Record extracts:
Start
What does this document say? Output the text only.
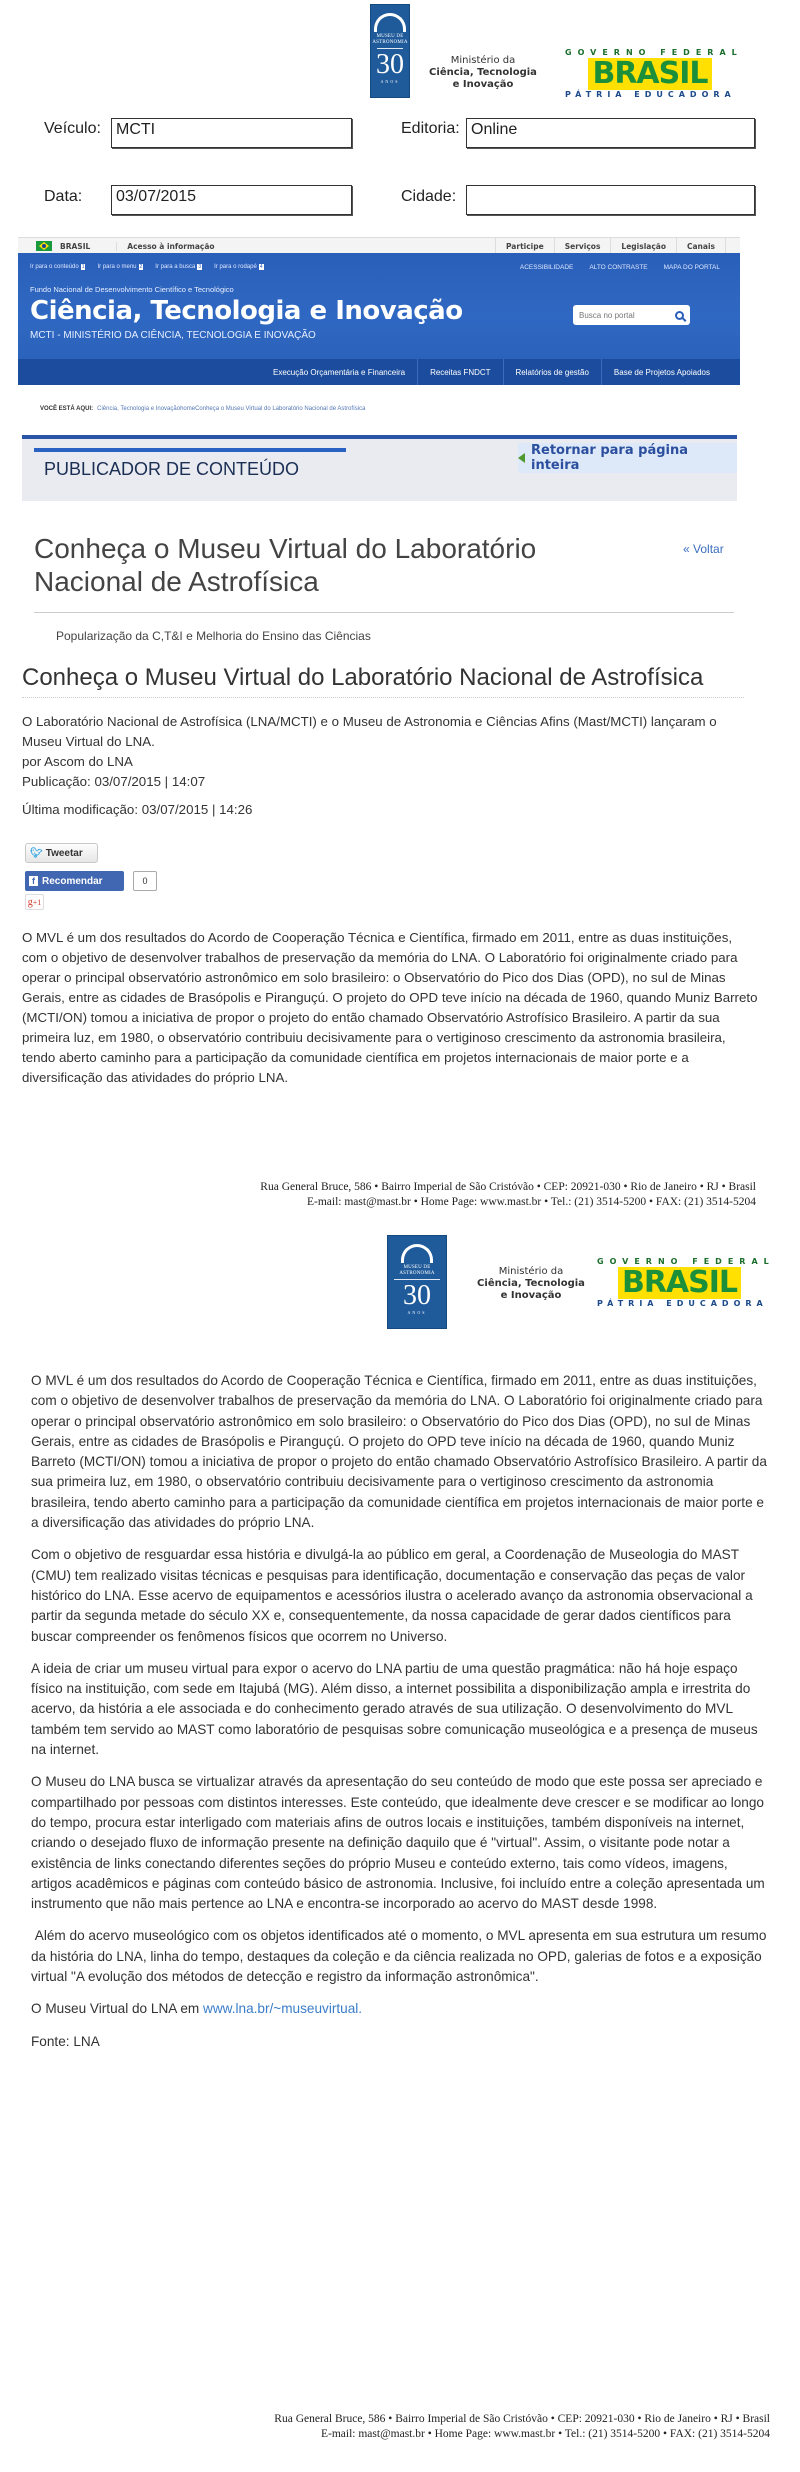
MUSEU DE ASTRONOMIA
30
ANOS
Ministério da
Ciência, Tecnologia
e Inovação
GOVERNO FEDERAL
BRASIL
PÁTRIA EDUCADORA
Veículo: MCTI	Editoria: Online
Data:	03/07/2015	Cidade:
BRASIL	Acesso à informação	Participe	Serviços	Legislação	Canais
Ir para o conteúdo 1 Ir para o menu 2 Ir para a busca 3 Ir para o rodapé 4	ACESSIBILIDADE ALTO CONTRASTE MAPA DO PORTAL
Fundo Nacional de Desenvolvimento Científico e Tecnológico
Ciência, Tecnologia e Inovação
MCTI - MINISTÉRIO DA CIÊNCIA, TECNOLOGIA E INOVAÇÃO
Busca no portal
Execução Orçamentária e Financeira	Receitas FNDCT	Relatórios de gestão	Base de Projetos Apoiados
VOCÊ ESTÁ AQUI: Ciência, Tecnologia e InovaçãohomeConheça o Museu Virtual do Laboratório Nacional de Astrofísica
PUBLICADOR DE CONTEÚDO
Retornar para página inteira
Conheça o Museu Virtual do Laboratório
Nacional de Astrofísica
« Voltar
Popularização da C,T&I e Melhoria do Ensino das Ciências
Conheça o Museu Virtual do Laboratório Nacional de Astrofísica
O Laboratório Nacional de Astrofísica (LNA/MCTI) e o Museu de Astronomia e Ciências Afins (Mast/MCTI) lançaram o Museu Virtual do LNA.
por Ascom do LNA
Publicação: 03/07/2015 | 14:07
Última modificação: 03/07/2015 | 14:26
🐦︎ Tweetar
f Recomendar	0
g+1
O MVL é um dos resultados do Acordo de Cooperação Técnica e Científica, firmado em 2011, entre as duas instituições, com o objetivo de desenvolver trabalhos de preservação da memória do LNA. O Laboratório foi originalmente criado para operar o principal observatório astronômico em solo brasileiro: o Observatório do Pico dos Dias (OPD), no sul de Minas Gerais, entre as cidades de Brasópolis e Piranguçú. O projeto do OPD teve início na década de 1960, quando Muniz Barreto (MCTI/ON) tomou a iniciativa de propor o projeto do então chamado Observatório Astrofísico Brasileiro. A partir da sua primeira luz, em 1980, o observatório contribuiu decisivamente para o vertiginoso crescimento da astronomia brasileira, tendo aberto caminho para a participação da comunidade científica em projetos internacionais de maior porte e a diversificação das atividades do próprio LNA.
Rua General Bruce, 586 • Bairro Imperial de São Cristóvão • CEP: 20921-030 • Rio de Janeiro • RJ • Brasil
E-mail: mast@mast.br • Home Page: www.mast.br • Tel.: (21) 3514-5200 • FAX: (21) 3514-5204
MUSEU DE ASTRONOMIA
30
ANOS
Ministério da
Ciência, Tecnologia
e Inovação
GOVERNO FEDERAL
BRASIL
PÁTRIA EDUCADORA

O MVL é um dos resultados do Acordo de Cooperação Técnica e Científica, firmado em 2011, entre as duas instituições, com o objetivo de desenvolver trabalhos de preservação da memória do LNA. O Laboratório foi originalmente criado para operar o principal observatório astronômico em solo brasileiro: o Observatório do Pico dos Dias (OPD), no sul de Minas Gerais, entre as cidades de Brasópolis e Piranguçú. O projeto do OPD teve início na década de 1960, quando Muniz Barreto (MCTI/ON) tomou a iniciativa de propor o projeto do então chamado Observatório Astrofísico Brasileiro. A partir da sua primeira luz, em 1980, o observatório contribuiu decisivamente para o vertiginoso crescimento da astronomia brasileira, tendo aberto caminho para a participação da comunidade científica em projetos internacionais de maior porte e a diversificação das atividades do próprio LNA.

Com o objetivo de resguardar essa história e divulgá-la ao público em geral, a Coordenação de Museologia do MAST (CMU) tem realizado visitas técnicas e pesquisas para identificação, documentação e conservação das peças de valor histórico do LNA. Esse acervo de equipamentos e acessórios ilustra o acelerado avanço da astronomia observacional a partir da segunda metade do século XX e, consequentemente, da nossa capacidade de gerar dados científicos para buscar compreender os fenômenos físicos que ocorrem no Universo.

A ideia de criar um museu virtual para expor o acervo do LNA partiu de uma questão pragmática: não há hoje espaço físico na instituição, com sede em Itajubá (MG). Além disso, a internet possibilita a disponibilização ampla e irrestrita do acervo, da história a ele associada e do conhecimento gerado através de sua utilização. O desenvolvimento do MVL também tem servido ao MAST como laboratório de pesquisas sobre comunicação museológica e a presença de museus na internet.

O Museu do LNA busca se virtualizar através da apresentação do seu conteúdo de modo que este possa ser apreciado e compartilhado por pessoas com distintos interesses. Este conteúdo, que idealmente deve crescer e se modificar ao longo do tempo, procura estar interligado com materiais afins de outros locais e instituições, também disponíveis na internet, criando o desejado fluxo de informação presente na definição daquilo que é "virtual". Assim, o visitante pode notar a existência de links conectando diferentes seções do próprio Museu e conteúdo externo, tais como vídeos, imagens, artigos acadêmicos e páginas com conteúdo básico de astronomia. Inclusive, foi incluído entre a coleção apresentada um instrumento que não mais pertence ao LNA e encontra-se incorporado ao acervo do MAST desde 1998.

Além do acervo museológico com os objetos identificados até o momento, o MVL apresenta em sua estrutura um resumo da história do LNA, linha do tempo, destaques da coleção e da ciência realizada no OPD, galerias de fotos e a exposição virtual "A evolução dos métodos de detecção e registro da informação astronômica".

O Museu Virtual do LNA em www.lna.br/~museuvirtual.

Fonte: LNA

Rua General Bruce, 586 • Bairro Imperial de São Cristóvão • CEP: 20921-030 • Rio de Janeiro • RJ • Brasil
E-mail: mast@mast.br • Home Page: www.mast.br • Tel.: (21) 3514-5200 • FAX: (21) 3514-5204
End
Required work:
Strip out the images, then output the records above word for word.

Response below:
What does this document say? Output the text only.
MUSEU DE ASTRONOMIA
30
ANOS
Ministério da
Ciência, Tecnologia
e Inovação
GOVERNO FEDERAL
BRASIL
PÁTRIA EDUCADORA
Veículo: MCTI	Editoria: Online
Data:	03/07/2015	Cidade:
BRASIL	Acesso à informação	Participe	Serviços	Legislação	Canais
Ir para o conteúdo 1 Ir para o menu 2 Ir para a busca 3 Ir para o rodapé 4	ACESSIBILIDADE ALTO CONTRASTE MAPA DO PORTAL
Fundo Nacional de Desenvolvimento Científico e Tecnológico
Ciência, Tecnologia e Inovação
MCTI - MINISTÉRIO DA CIÊNCIA, TECNOLOGIA E INOVAÇÃO
Busca no portal
Execução Orçamentária e Financeira	Receitas FNDCT	Relatórios de gestão	Base de Projetos Apoiados
VOCÊ ESTÁ AQUI: Ciência, Tecnologia e InovaçãohomeConheça o Museu Virtual do Laboratório Nacional de Astrofísica
PUBLICADOR DE CONTEÚDO
Retornar para página inteira
Conheça o Museu Virtual do Laboratório
Nacional de Astrofísica
« Voltar
Popularização da C,T&I e Melhoria do Ensino das Ciências
Conheça o Museu Virtual do Laboratório Nacional de Astrofísica
O Laboratório Nacional de Astrofísica (LNA/MCTI) e o Museu de Astronomia e Ciências Afins (Mast/MCTI) lançaram o Museu Virtual do LNA.
por Ascom do LNA
Publicação: 03/07/2015 | 14:07
Última modificação: 03/07/2015 | 14:26
🐦︎ Tweetar
f Recomendar	0
g+1
O MVL é um dos resultados do Acordo de Cooperação Técnica e Científica, firmado em 2011, entre as duas instituições, com o objetivo de desenvolver trabalhos de preservação da memória do LNA. O Laboratório foi originalmente criado para operar o principal observatório astronômico em solo brasileiro: o Observatório do Pico dos Dias (OPD), no sul de Minas Gerais, entre as cidades de Brasópolis e Piranguçú. O projeto do OPD teve início na década de 1960, quando Muniz Barreto (MCTI/ON) tomou a iniciativa de propor o projeto do então chamado Observatório Astrofísico Brasileiro. A partir da sua primeira luz, em 1980, o observatório contribuiu decisivamente para o vertiginoso crescimento da astronomia brasileira, tendo aberto caminho para a participação da comunidade científica em projetos internacionais de maior porte e a diversificação das atividades do próprio LNA.
Rua General Bruce, 586 • Bairro Imperial de São Cristóvão • CEP: 20921-030 • Rio de Janeiro • RJ • Brasil
E-mail: mast@mast.br • Home Page: www.mast.br • Tel.: (21) 3514-5200 • FAX: (21) 3514-5204
MUSEU DE ASTRONOMIA
30
ANOS
Ministério da
Ciência, Tecnologia
e Inovação
GOVERNO FEDERAL
BRASIL
PÁTRIA EDUCADORA

O MVL é um dos resultados do Acordo de Cooperação Técnica e Científica, firmado em 2011, entre as duas instituições, com o objetivo de desenvolver trabalhos de preservação da memória do LNA. O Laboratório foi originalmente criado para operar o principal observatório astronômico em solo brasileiro: o Observatório do Pico dos Dias (OPD), no sul de Minas Gerais, entre as cidades de Brasópolis e Piranguçú. O projeto do OPD teve início na década de 1960, quando Muniz Barreto (MCTI/ON) tomou a iniciativa de propor o projeto do então chamado Observatório Astrofísico Brasileiro. A partir da sua primeira luz, em 1980, o observatório contribuiu decisivamente para o vertiginoso crescimento da astronomia brasileira, tendo aberto caminho para a participação da comunidade científica em projetos internacionais de maior porte e a diversificação das atividades do próprio LNA.

Com o objetivo de resguardar essa história e divulgá-la ao público em geral, a Coordenação de Museologia do MAST (CMU) tem realizado visitas técnicas e pesquisas para identificação, documentação e conservação das peças de valor histórico do LNA. Esse acervo de equipamentos e acessórios ilustra o acelerado avanço da astronomia observacional a partir da segunda metade do século XX e, consequentemente, da nossa capacidade de gerar dados científicos para buscar compreender os fenômenos físicos que ocorrem no Universo.

A ideia de criar um museu virtual para expor o acervo do LNA partiu de uma questão pragmática: não há hoje espaço físico na instituição, com sede em Itajubá (MG). Além disso, a internet possibilita a disponibilização ampla e irrestrita do acervo, da história a ele associada e do conhecimento gerado através de sua utilização. O desenvolvimento do MVL também tem servido ao MAST como laboratório de pesquisas sobre comunicação museológica e a presença de museus na internet.

O Museu do LNA busca se virtualizar através da apresentação do seu conteúdo de modo que este possa ser apreciado e compartilhado por pessoas com distintos interesses. Este conteúdo, que idealmente deve crescer e se modificar ao longo do tempo, procura estar interligado com materiais afins de outros locais e instituições, também disponíveis na internet, criando o desejado fluxo de informação presente na definição daquilo que é "virtual". Assim, o visitante pode notar a existência de links conectando diferentes seções do próprio Museu e conteúdo externo, tais como vídeos, imagens, artigos acadêmicos e páginas com conteúdo básico de astronomia. Inclusive, foi incluído entre a coleção apresentada um instrumento que não mais pertence ao LNA e encontra-se incorporado ao acervo do MAST desde 1998.

Além do acervo museológico com os objetos identificados até o momento, o MVL apresenta em sua estrutura um resumo da história do LNA, linha do tempo, destaques da coleção e da ciência realizada no OPD, galerias de fotos e a exposição virtual "A evolução dos métodos de detecção e registro da informação astronômica".

O Museu Virtual do LNA em www.lna.br/~museuvirtual.

Fonte: LNA

Rua General Bruce, 586 • Bairro Imperial de São Cristóvão • CEP: 20921-030 • Rio de Janeiro • RJ • Brasil
E-mail: mast@mast.br • Home Page: www.mast.br • Tel.: (21) 3514-5200 • FAX: (21) 3514-5204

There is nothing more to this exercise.